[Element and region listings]
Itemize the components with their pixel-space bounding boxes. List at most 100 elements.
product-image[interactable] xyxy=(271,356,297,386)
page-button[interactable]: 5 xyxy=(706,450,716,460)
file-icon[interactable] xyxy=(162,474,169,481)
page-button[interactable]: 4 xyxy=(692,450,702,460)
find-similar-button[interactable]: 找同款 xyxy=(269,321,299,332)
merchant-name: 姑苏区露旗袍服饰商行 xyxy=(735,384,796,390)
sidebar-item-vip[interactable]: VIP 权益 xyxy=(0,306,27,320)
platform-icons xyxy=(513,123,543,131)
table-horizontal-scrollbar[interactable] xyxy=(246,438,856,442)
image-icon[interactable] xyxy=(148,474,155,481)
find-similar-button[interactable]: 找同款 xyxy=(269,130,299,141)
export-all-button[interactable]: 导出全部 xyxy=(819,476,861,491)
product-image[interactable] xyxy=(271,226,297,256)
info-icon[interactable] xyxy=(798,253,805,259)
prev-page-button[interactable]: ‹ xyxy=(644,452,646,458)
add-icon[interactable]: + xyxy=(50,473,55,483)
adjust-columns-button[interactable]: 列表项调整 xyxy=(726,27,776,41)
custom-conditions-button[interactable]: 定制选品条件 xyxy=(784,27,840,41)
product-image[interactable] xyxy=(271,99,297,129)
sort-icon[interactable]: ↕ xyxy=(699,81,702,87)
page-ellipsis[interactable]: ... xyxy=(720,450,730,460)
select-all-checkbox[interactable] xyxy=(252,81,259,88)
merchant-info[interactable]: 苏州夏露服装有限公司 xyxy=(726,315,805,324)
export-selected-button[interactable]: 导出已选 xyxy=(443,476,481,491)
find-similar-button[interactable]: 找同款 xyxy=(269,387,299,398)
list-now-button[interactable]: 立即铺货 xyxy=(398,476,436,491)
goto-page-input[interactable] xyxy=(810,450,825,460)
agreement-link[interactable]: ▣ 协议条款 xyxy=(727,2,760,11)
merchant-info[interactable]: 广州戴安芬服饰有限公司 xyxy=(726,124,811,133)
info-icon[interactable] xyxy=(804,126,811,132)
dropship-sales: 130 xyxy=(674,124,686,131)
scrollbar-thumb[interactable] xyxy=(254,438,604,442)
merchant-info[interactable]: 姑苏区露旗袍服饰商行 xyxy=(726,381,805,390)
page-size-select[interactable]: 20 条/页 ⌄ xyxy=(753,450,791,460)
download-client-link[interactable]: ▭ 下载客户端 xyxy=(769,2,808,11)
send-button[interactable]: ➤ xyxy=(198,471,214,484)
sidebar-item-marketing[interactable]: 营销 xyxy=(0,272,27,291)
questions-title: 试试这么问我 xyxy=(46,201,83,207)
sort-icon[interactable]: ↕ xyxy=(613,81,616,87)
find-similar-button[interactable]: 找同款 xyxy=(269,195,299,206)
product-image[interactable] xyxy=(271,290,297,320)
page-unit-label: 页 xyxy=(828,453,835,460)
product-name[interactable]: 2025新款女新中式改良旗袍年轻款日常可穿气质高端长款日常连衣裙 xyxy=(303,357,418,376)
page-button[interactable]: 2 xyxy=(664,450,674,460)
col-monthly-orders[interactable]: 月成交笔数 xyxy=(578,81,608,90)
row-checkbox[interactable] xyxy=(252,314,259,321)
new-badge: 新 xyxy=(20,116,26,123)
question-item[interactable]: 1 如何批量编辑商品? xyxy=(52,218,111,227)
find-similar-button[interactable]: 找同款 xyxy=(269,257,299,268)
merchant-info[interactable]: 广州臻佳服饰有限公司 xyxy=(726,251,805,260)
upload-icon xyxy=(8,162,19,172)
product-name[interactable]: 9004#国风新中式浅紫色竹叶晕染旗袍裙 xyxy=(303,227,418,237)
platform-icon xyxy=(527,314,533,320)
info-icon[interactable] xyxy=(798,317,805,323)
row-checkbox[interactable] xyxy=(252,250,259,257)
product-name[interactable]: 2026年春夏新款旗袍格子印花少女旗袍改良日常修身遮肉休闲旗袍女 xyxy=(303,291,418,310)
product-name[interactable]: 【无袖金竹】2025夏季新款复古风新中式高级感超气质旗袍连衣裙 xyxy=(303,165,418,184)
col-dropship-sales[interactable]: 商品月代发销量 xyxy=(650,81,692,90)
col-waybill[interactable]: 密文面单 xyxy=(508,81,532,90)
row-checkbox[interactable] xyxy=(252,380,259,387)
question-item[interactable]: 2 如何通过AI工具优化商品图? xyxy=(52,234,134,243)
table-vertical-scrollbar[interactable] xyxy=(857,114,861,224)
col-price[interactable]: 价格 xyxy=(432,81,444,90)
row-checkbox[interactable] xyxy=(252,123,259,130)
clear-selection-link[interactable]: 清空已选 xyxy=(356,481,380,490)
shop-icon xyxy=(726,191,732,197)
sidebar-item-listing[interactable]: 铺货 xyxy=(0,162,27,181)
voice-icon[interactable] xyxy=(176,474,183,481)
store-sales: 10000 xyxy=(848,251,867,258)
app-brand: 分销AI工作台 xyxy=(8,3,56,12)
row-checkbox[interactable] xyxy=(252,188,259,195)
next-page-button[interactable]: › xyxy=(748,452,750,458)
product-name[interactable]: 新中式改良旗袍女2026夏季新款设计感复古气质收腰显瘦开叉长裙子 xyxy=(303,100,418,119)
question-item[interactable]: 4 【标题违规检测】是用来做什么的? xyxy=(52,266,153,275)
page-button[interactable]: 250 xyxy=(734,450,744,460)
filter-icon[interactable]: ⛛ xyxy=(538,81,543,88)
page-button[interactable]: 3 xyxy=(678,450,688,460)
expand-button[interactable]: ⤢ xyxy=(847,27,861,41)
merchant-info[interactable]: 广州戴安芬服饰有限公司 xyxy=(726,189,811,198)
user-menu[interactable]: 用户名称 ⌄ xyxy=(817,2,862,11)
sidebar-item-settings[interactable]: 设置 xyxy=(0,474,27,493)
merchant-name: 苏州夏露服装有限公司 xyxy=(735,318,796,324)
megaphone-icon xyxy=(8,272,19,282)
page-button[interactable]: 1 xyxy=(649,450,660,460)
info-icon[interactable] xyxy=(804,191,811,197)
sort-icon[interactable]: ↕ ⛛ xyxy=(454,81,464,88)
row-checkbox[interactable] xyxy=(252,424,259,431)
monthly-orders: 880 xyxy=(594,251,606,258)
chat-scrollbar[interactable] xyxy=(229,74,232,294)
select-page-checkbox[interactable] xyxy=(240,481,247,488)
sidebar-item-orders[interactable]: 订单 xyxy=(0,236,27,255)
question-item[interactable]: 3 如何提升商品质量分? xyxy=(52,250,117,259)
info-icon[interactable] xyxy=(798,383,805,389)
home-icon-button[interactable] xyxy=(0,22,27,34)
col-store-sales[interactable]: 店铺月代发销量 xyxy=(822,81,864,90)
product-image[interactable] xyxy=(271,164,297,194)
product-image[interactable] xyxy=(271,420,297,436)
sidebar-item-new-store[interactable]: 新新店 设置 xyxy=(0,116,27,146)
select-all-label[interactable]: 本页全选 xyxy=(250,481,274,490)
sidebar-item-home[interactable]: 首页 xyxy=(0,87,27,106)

## WHAT YOU NEED TO DO:
Identify every line in the data that contains the string "姑苏区露旗袍服饰商行", and copy each of those lines. Matching is case-sensitive.

## TASK OUTPUT:
merchant-name: 姑苏区露旗袍服饰商行 xyxy=(735,384,796,390)
merchant-info[interactable]: 姑苏区露旗袍服饰商行 xyxy=(726,381,805,390)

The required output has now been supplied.